(Written instruction)
Each line that follows is to be retyped exactly.

[Records from a data collection]
>>>

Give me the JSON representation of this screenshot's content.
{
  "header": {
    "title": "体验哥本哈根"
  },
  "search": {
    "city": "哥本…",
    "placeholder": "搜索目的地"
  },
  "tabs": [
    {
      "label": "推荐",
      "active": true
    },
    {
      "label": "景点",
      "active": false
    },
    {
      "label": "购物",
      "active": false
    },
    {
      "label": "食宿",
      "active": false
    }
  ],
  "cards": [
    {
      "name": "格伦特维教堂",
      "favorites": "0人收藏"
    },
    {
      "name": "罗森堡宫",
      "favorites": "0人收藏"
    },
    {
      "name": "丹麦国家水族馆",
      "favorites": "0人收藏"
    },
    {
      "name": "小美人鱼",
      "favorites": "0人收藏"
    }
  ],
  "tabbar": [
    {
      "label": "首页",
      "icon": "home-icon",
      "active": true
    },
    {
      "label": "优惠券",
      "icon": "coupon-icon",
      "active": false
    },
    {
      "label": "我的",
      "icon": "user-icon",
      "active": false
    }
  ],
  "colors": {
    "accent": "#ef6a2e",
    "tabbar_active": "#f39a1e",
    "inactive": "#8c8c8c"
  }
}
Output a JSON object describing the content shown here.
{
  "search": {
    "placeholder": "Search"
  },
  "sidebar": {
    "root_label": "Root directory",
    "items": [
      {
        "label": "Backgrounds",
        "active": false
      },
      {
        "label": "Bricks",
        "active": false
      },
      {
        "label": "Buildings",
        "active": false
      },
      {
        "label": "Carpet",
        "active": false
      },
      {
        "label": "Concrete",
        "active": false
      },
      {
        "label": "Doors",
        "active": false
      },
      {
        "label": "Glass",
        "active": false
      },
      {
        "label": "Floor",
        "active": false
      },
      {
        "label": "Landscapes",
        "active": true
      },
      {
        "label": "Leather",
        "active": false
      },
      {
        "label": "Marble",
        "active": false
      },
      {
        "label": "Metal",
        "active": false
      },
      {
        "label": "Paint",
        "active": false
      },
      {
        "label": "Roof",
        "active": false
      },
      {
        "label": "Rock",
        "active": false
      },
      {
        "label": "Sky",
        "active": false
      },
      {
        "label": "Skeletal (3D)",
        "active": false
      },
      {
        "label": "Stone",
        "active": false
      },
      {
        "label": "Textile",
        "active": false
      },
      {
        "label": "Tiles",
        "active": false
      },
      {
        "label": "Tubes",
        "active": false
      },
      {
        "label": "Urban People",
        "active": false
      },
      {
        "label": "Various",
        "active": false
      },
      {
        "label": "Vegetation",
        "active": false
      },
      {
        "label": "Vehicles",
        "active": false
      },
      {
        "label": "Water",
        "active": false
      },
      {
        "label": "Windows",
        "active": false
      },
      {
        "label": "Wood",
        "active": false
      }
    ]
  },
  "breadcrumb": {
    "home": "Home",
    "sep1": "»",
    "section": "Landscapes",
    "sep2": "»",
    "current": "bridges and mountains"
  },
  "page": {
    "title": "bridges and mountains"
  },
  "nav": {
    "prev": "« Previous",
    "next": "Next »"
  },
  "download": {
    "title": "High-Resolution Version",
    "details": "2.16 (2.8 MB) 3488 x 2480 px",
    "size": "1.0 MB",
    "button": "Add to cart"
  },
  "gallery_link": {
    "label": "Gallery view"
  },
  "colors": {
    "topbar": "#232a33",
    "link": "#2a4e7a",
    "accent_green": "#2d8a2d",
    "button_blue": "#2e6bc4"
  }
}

<<<

(Task output)
Give me the JSON representation of this screenshot's content.
{
  "header": {
    "title": "体验哥本哈根"
  },
  "search": {
    "city": "哥本…",
    "placeholder": "搜索目的地"
  },
  "tabs": [
    {
      "label": "推荐",
      "active": true
    },
    {
      "label": "景点",
      "active": false
    },
    {
      "label": "购物",
      "active": false
    },
    {
      "label": "食宿",
      "active": false
    }
  ],
  "cards": [
    {
      "name": "格伦特维教堂",
      "favorites": "0人收藏"
    },
    {
      "name": "罗森堡宫",
      "favorites": "0人收藏"
    },
    {
      "name": "丹麦国家水族馆",
      "favorites": "0人收藏"
    },
    {
      "name": "小美人鱼",
      "favorites": "0人收藏"
    }
  ],
  "tabbar": [
    {
      "label": "首页",
      "icon": "home-icon",
      "active": true
    },
    {
      "label": "优惠券",
      "icon": "coupon-icon",
      "active": false
    },
    {
      "label": "我的",
      "icon": "user-icon",
      "active": false
    }
  ],
  "colors": {
    "accent": "#ef6a2e",
    "tabbar_active": "#f39a1e",
    "inactive": "#8c8c8c"
  }
}
Output a JSON object describing the content shown here.
{
  "search": {
    "placeholder": "Search"
  },
  "sidebar": {
    "root_label": "Root directory",
    "items": [
      {
        "label": "Backgrounds",
        "active": false
      },
      {
        "label": "Bricks",
        "active": false
      },
      {
        "label": "Buildings",
        "active": false
      },
      {
        "label": "Carpet",
        "active": false
      },
      {
        "label": "Concrete",
        "active": false
      },
      {
        "label": "Doors",
        "active": false
      },
      {
        "label": "Glass",
        "active": false
      },
      {
        "label": "Floor",
        "active": false
      },
      {
        "label": "Landscapes",
        "active": true
      },
      {
        "label": "Leather",
        "active": false
      },
      {
        "label": "Marble",
        "active": false
      },
      {
        "label": "Metal",
        "active": false
      },
      {
        "label": "Paint",
        "active": false
      },
      {
        "label": "Roof",
        "active": false
      },
      {
        "label": "Rock",
        "active": false
      },
      {
        "label": "Sky",
        "active": false
      },
      {
        "label": "Skeletal (3D)",
        "active": false
      },
      {
        "label": "Stone",
        "active": false
      },
      {
        "label": "Textile",
        "active": false
      },
      {
        "label": "Tiles",
        "active": false
      },
      {
        "label": "Tubes",
        "active": false
      },
      {
        "label": "Urban People",
        "active": false
      },
      {
        "label": "Various",
        "active": false
      },
      {
        "label": "Vegetation",
        "active": false
      },
      {
        "label": "Vehicles",
        "active": false
      },
      {
        "label": "Water",
        "active": false
      },
      {
        "label": "Windows",
        "active": false
      },
      {
        "label": "Wood",
        "active": false
      }
    ]
  },
  "breadcrumb": {
    "home": "Home",
    "sep1": "»",
    "section": "Landscapes",
    "sep2": "»",
    "current": "bridges and mountains"
  },
  "page": {
    "title": "bridges and mountains"
  },
  "nav": {
    "prev": "« Previous",
    "next": "Next »"
  },
  "download": {
    "title": "High-Resolution Version",
    "details": "2.16 (2.8 MB) 3488 x 2480 px",
    "size": "1.0 MB",
    "button": "Add to cart"
  },
  "gallery_link": {
    "label": "Gallery view"
  },
  "colors": {
    "topbar": "#232a33",
    "link": "#2a4e7a",
    "accent_green": "#2d8a2d",
    "button_blue": "#2e6bc4"
  }
}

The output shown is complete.